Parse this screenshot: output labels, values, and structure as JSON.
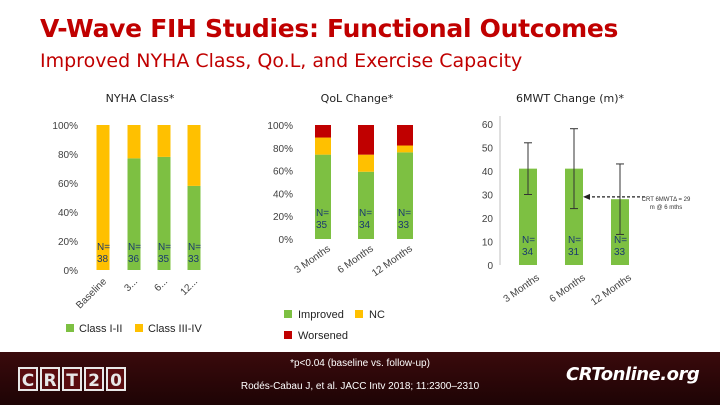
{
  "slide": {
    "title": "V-Wave FIH Studies: Functional Outcomes",
    "subtitle": "Improved NYHA Class, Qo.L, and Exercise Capacity",
    "footnote": "*p<0.04 (baseline vs. follow-up)",
    "citation": "Rodés-Cabau J, et al. JACC Intv 2018; 11:2300–2310",
    "logo_left": [
      "C",
      "R",
      "T",
      "2",
      "0"
    ],
    "logo_right": "CRTonline.org"
  },
  "colors": {
    "green": "#7dc042",
    "yellow": "#ffc000",
    "red": "#c00000",
    "title": "#c00000",
    "footer": "#2b0608",
    "nlabel": "#1a3a6e"
  },
  "chart_data": [
    {
      "type": "bar",
      "stacked": true,
      "title": "NYHA Class*",
      "categories": [
        "Baseline",
        "3...",
        "6...",
        "12..."
      ],
      "series": [
        {
          "name": "Class I-II",
          "values": [
            0,
            77,
            78,
            58
          ]
        },
        {
          "name": "Class III-IV",
          "values": [
            100,
            23,
            22,
            42
          ]
        }
      ],
      "n_labels": [
        "N=\n38",
        "N=\n36",
        "N=\n35",
        "N=\n33"
      ],
      "yticks": [
        "0%",
        "20%",
        "40%",
        "60%",
        "80%",
        "100%"
      ],
      "ylim": [
        0,
        100
      ],
      "legend": "bottom"
    },
    {
      "type": "bar",
      "stacked": true,
      "title": "QoL Change*",
      "categories": [
        "3 Months",
        "6 Months",
        "12 Months"
      ],
      "series": [
        {
          "name": "Improved",
          "values": [
            74,
            59,
            76
          ]
        },
        {
          "name": "NC",
          "values": [
            15,
            15,
            6
          ]
        },
        {
          "name": "Worsened",
          "values": [
            11,
            26,
            18
          ]
        }
      ],
      "n_labels": [
        "N=\n35",
        "N=\n34",
        "N=\n33"
      ],
      "yticks": [
        "0%",
        "20%",
        "40%",
        "60%",
        "80%",
        "100%"
      ],
      "ylim": [
        0,
        100
      ],
      "legend": "bottom"
    },
    {
      "type": "bar",
      "title": "6MWT Change (m)*",
      "categories": [
        "3 Months",
        "6 Months",
        "12 Months"
      ],
      "values": [
        41,
        41,
        28
      ],
      "error_upper": [
        52,
        58,
        43
      ],
      "error_lower": [
        30,
        24,
        13
      ],
      "n_labels": [
        "N=\n34",
        "N=\n31",
        "N=\n33"
      ],
      "yticks": [
        "0",
        "10",
        "20",
        "30",
        "40",
        "50",
        "60"
      ],
      "ylim": [
        0,
        60
      ],
      "annotation": "CRT 6MWTΔ = 29\nm @ 6 mths",
      "annotation_value": 29
    }
  ]
}
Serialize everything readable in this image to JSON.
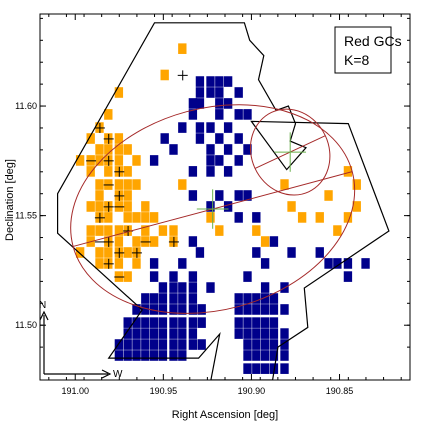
{
  "chart_data": {
    "type": "heatmap",
    "title": "",
    "xlabel": "Right Ascension [deg]",
    "ylabel": "Declination [deg]",
    "xlim": [
      191.02,
      190.81
    ],
    "ylim": [
      11.475,
      11.642
    ],
    "xaxis_reversed": true,
    "x_ticks": [
      "191.00",
      "190.95",
      "190.90",
      "190.85"
    ],
    "y_ticks": [
      "11.50",
      "11.55",
      "11.60"
    ],
    "legend": {
      "lines": [
        "Red GCs",
        "K=8"
      ],
      "placement": "top-right"
    },
    "colors": {
      "orange": "#FFA500",
      "navy": "#00008B",
      "ellipse": "#A52A2A",
      "cross": "#6AB04C"
    },
    "cell_size_deg": 0.0052,
    "orange_cells": [
      [
        190.939,
        11.626
      ],
      [
        190.949,
        11.614
      ],
      [
        190.975,
        11.606
      ],
      [
        190.981,
        11.596
      ],
      [
        190.986,
        11.59
      ],
      [
        190.991,
        11.585
      ],
      [
        190.981,
        11.585
      ],
      [
        190.975,
        11.585
      ],
      [
        190.986,
        11.58
      ],
      [
        190.981,
        11.58
      ],
      [
        190.975,
        11.58
      ],
      [
        190.97,
        11.58
      ],
      [
        190.997,
        11.575
      ],
      [
        190.991,
        11.575
      ],
      [
        190.986,
        11.575
      ],
      [
        190.981,
        11.575
      ],
      [
        190.975,
        11.575
      ],
      [
        190.965,
        11.575
      ],
      [
        190.991,
        11.57
      ],
      [
        190.981,
        11.57
      ],
      [
        190.975,
        11.57
      ],
      [
        190.97,
        11.57
      ],
      [
        190.986,
        11.564
      ],
      [
        190.981,
        11.564
      ],
      [
        190.975,
        11.564
      ],
      [
        190.97,
        11.564
      ],
      [
        190.965,
        11.564
      ],
      [
        190.986,
        11.559
      ],
      [
        190.975,
        11.559
      ],
      [
        190.97,
        11.559
      ],
      [
        190.991,
        11.554
      ],
      [
        190.986,
        11.554
      ],
      [
        190.981,
        11.554
      ],
      [
        190.975,
        11.554
      ],
      [
        190.97,
        11.554
      ],
      [
        190.96,
        11.554
      ],
      [
        190.986,
        11.549
      ],
      [
        190.981,
        11.549
      ],
      [
        190.97,
        11.549
      ],
      [
        190.965,
        11.549
      ],
      [
        190.96,
        11.549
      ],
      [
        190.955,
        11.549
      ],
      [
        190.991,
        11.543
      ],
      [
        190.986,
        11.543
      ],
      [
        190.981,
        11.543
      ],
      [
        190.975,
        11.543
      ],
      [
        190.97,
        11.543
      ],
      [
        190.96,
        11.543
      ],
      [
        190.95,
        11.543
      ],
      [
        190.944,
        11.543
      ],
      [
        190.991,
        11.538
      ],
      [
        190.981,
        11.538
      ],
      [
        190.975,
        11.538
      ],
      [
        190.965,
        11.538
      ],
      [
        190.96,
        11.538
      ],
      [
        190.955,
        11.538
      ],
      [
        190.944,
        11.538
      ],
      [
        190.997,
        11.533
      ],
      [
        190.986,
        11.533
      ],
      [
        190.981,
        11.533
      ],
      [
        190.975,
        11.533
      ],
      [
        190.97,
        11.533
      ],
      [
        190.965,
        11.533
      ],
      [
        190.986,
        11.528
      ],
      [
        190.981,
        11.528
      ],
      [
        190.975,
        11.528
      ],
      [
        190.965,
        11.528
      ],
      [
        190.975,
        11.522
      ],
      [
        190.97,
        11.522
      ],
      [
        190.939,
        11.564
      ],
      [
        190.923,
        11.549
      ],
      [
        190.918,
        11.543
      ],
      [
        190.897,
        11.543
      ],
      [
        190.892,
        11.538
      ],
      [
        190.881,
        11.564
      ],
      [
        190.877,
        11.554
      ],
      [
        190.871,
        11.549
      ],
      [
        190.861,
        11.549
      ],
      [
        190.856,
        11.559
      ],
      [
        190.851,
        11.543
      ],
      [
        190.845,
        11.549
      ],
      [
        190.84,
        11.554
      ],
      [
        190.84,
        11.564
      ],
      [
        190.845,
        11.57
      ]
    ],
    "navy_cells": [
      [
        190.929,
        11.611
      ],
      [
        190.923,
        11.611
      ],
      [
        190.918,
        11.611
      ],
      [
        190.913,
        11.611
      ],
      [
        190.929,
        11.606
      ],
      [
        190.923,
        11.606
      ],
      [
        190.918,
        11.606
      ],
      [
        190.907,
        11.606
      ],
      [
        190.933,
        11.601
      ],
      [
        190.929,
        11.601
      ],
      [
        190.918,
        11.601
      ],
      [
        190.913,
        11.601
      ],
      [
        190.933,
        11.596
      ],
      [
        190.918,
        11.596
      ],
      [
        190.907,
        11.596
      ],
      [
        190.902,
        11.596
      ],
      [
        190.939,
        11.59
      ],
      [
        190.929,
        11.59
      ],
      [
        190.923,
        11.59
      ],
      [
        190.913,
        11.59
      ],
      [
        190.949,
        11.585
      ],
      [
        190.929,
        11.585
      ],
      [
        190.918,
        11.585
      ],
      [
        190.907,
        11.585
      ],
      [
        190.944,
        11.58
      ],
      [
        190.923,
        11.58
      ],
      [
        190.913,
        11.58
      ],
      [
        190.902,
        11.58
      ],
      [
        190.955,
        11.575
      ],
      [
        190.923,
        11.575
      ],
      [
        190.918,
        11.575
      ],
      [
        190.907,
        11.575
      ],
      [
        190.933,
        11.57
      ],
      [
        190.923,
        11.57
      ],
      [
        190.913,
        11.57
      ],
      [
        190.933,
        11.559
      ],
      [
        190.918,
        11.559
      ],
      [
        190.907,
        11.559
      ],
      [
        190.902,
        11.559
      ],
      [
        190.923,
        11.554
      ],
      [
        190.913,
        11.554
      ],
      [
        190.907,
        11.549
      ],
      [
        190.897,
        11.549
      ],
      [
        190.887,
        11.538
      ],
      [
        190.877,
        11.533
      ],
      [
        190.861,
        11.533
      ],
      [
        190.856,
        11.528
      ],
      [
        190.851,
        11.528
      ],
      [
        190.845,
        11.528
      ],
      [
        190.845,
        11.522
      ],
      [
        190.835,
        11.528
      ],
      [
        190.897,
        11.533
      ],
      [
        190.892,
        11.528
      ],
      [
        190.902,
        11.522
      ],
      [
        190.892,
        11.517
      ],
      [
        190.881,
        11.517
      ],
      [
        190.933,
        11.538
      ],
      [
        190.929,
        11.533
      ],
      [
        190.939,
        11.528
      ],
      [
        190.933,
        11.522
      ],
      [
        190.944,
        11.522
      ],
      [
        190.955,
        11.528
      ],
      [
        190.955,
        11.522
      ],
      [
        190.95,
        11.517
      ],
      [
        190.944,
        11.517
      ],
      [
        190.939,
        11.517
      ],
      [
        190.933,
        11.517
      ],
      [
        190.923,
        11.517
      ],
      [
        190.96,
        11.512
      ],
      [
        190.955,
        11.512
      ],
      [
        190.95,
        11.512
      ],
      [
        190.944,
        11.512
      ],
      [
        190.939,
        11.512
      ],
      [
        190.933,
        11.512
      ],
      [
        190.965,
        11.507
      ],
      [
        190.96,
        11.507
      ],
      [
        190.955,
        11.507
      ],
      [
        190.95,
        11.507
      ],
      [
        190.944,
        11.507
      ],
      [
        190.939,
        11.507
      ],
      [
        190.933,
        11.507
      ],
      [
        190.928,
        11.507
      ],
      [
        190.97,
        11.501
      ],
      [
        190.965,
        11.501
      ],
      [
        190.96,
        11.501
      ],
      [
        190.955,
        11.501
      ],
      [
        190.95,
        11.501
      ],
      [
        190.944,
        11.501
      ],
      [
        190.939,
        11.501
      ],
      [
        190.933,
        11.501
      ],
      [
        190.928,
        11.501
      ],
      [
        190.97,
        11.496
      ],
      [
        190.965,
        11.496
      ],
      [
        190.96,
        11.496
      ],
      [
        190.955,
        11.496
      ],
      [
        190.95,
        11.496
      ],
      [
        190.944,
        11.496
      ],
      [
        190.939,
        11.496
      ],
      [
        190.933,
        11.496
      ],
      [
        190.975,
        11.491
      ],
      [
        190.97,
        11.491
      ],
      [
        190.965,
        11.491
      ],
      [
        190.96,
        11.491
      ],
      [
        190.955,
        11.491
      ],
      [
        190.95,
        11.491
      ],
      [
        190.944,
        11.491
      ],
      [
        190.939,
        11.491
      ],
      [
        190.933,
        11.491
      ],
      [
        190.928,
        11.491
      ],
      [
        190.975,
        11.486
      ],
      [
        190.97,
        11.486
      ],
      [
        190.965,
        11.486
      ],
      [
        190.96,
        11.486
      ],
      [
        190.955,
        11.486
      ],
      [
        190.95,
        11.486
      ],
      [
        190.944,
        11.486
      ],
      [
        190.939,
        11.486
      ],
      [
        190.907,
        11.512
      ],
      [
        190.902,
        11.512
      ],
      [
        190.897,
        11.512
      ],
      [
        190.892,
        11.512
      ],
      [
        190.887,
        11.512
      ],
      [
        190.907,
        11.507
      ],
      [
        190.902,
        11.507
      ],
      [
        190.897,
        11.507
      ],
      [
        190.892,
        11.507
      ],
      [
        190.887,
        11.507
      ],
      [
        190.881,
        11.507
      ],
      [
        190.907,
        11.501
      ],
      [
        190.902,
        11.501
      ],
      [
        190.897,
        11.501
      ],
      [
        190.892,
        11.501
      ],
      [
        190.887,
        11.501
      ],
      [
        190.907,
        11.496
      ],
      [
        190.902,
        11.496
      ],
      [
        190.897,
        11.496
      ],
      [
        190.892,
        11.496
      ],
      [
        190.887,
        11.496
      ],
      [
        190.881,
        11.496
      ],
      [
        190.902,
        11.491
      ],
      [
        190.897,
        11.491
      ],
      [
        190.892,
        11.491
      ],
      [
        190.887,
        11.491
      ],
      [
        190.881,
        11.491
      ],
      [
        190.902,
        11.486
      ],
      [
        190.897,
        11.486
      ],
      [
        190.892,
        11.486
      ],
      [
        190.887,
        11.486
      ],
      [
        190.881,
        11.486
      ],
      [
        190.902,
        11.48
      ],
      [
        190.897,
        11.48
      ],
      [
        190.892,
        11.48
      ],
      [
        190.887,
        11.48
      ],
      [
        190.881,
        11.48
      ]
    ],
    "marked_cells": [
      [
        190.986,
        11.59
      ],
      [
        190.981,
        11.585
      ],
      [
        190.991,
        11.575
      ],
      [
        190.981,
        11.575
      ],
      [
        190.975,
        11.57
      ],
      [
        190.981,
        11.564
      ],
      [
        190.975,
        11.559
      ],
      [
        190.981,
        11.554
      ],
      [
        190.975,
        11.554
      ],
      [
        190.986,
        11.549
      ],
      [
        190.97,
        11.543
      ],
      [
        190.986,
        11.538
      ],
      [
        190.981,
        11.538
      ],
      [
        190.975,
        11.533
      ],
      [
        190.96,
        11.538
      ],
      [
        190.965,
        11.533
      ],
      [
        190.981,
        11.528
      ],
      [
        190.975,
        11.522
      ],
      [
        190.944,
        11.538
      ],
      [
        190.939,
        11.614
      ]
    ],
    "footprint_polygon": [
      [
        191.01,
        11.56
      ],
      [
        190.955,
        11.638
      ],
      [
        190.904,
        11.638
      ],
      [
        190.901,
        11.63
      ],
      [
        190.893,
        11.623
      ],
      [
        190.896,
        11.612
      ],
      [
        190.886,
        11.598
      ],
      [
        190.879,
        11.6
      ],
      [
        190.875,
        11.592
      ],
      [
        190.878,
        11.584
      ],
      [
        190.869,
        11.581
      ],
      [
        190.88,
        11.571
      ],
      [
        190.9,
        11.593
      ],
      [
        190.845,
        11.592
      ],
      [
        190.822,
        11.543
      ],
      [
        190.87,
        11.517
      ],
      [
        190.868,
        11.499
      ],
      [
        190.885,
        11.49
      ],
      [
        190.888,
        11.475
      ],
      [
        190.923,
        11.475
      ],
      [
        190.918,
        11.496
      ],
      [
        190.93,
        11.485
      ],
      [
        190.981,
        11.485
      ],
      [
        190.962,
        11.507
      ],
      [
        191.01,
        11.542
      ]
    ],
    "ellipses": [
      {
        "center": [
          190.922,
          11.553
        ],
        "semi_axes_deg": [
          0.082,
          0.046
        ],
        "angle_deg": -15
      },
      {
        "center": [
          190.878,
          11.579
        ],
        "semi_axes_deg": [
          0.022,
          0.02
        ],
        "angle_deg": -25
      }
    ],
    "crosses": [
      {
        "center": [
          190.922,
          11.553
        ],
        "size_deg": 0.009
      },
      {
        "center": [
          190.878,
          11.579
        ],
        "size_deg": 0.009
      }
    ],
    "compass": {
      "north_label": "N",
      "west_label": "W"
    }
  }
}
--------------------------------------------------
> [Given instruction]:
Give only the number of lines in the data that hold the string "this".

> [Expected output]:
2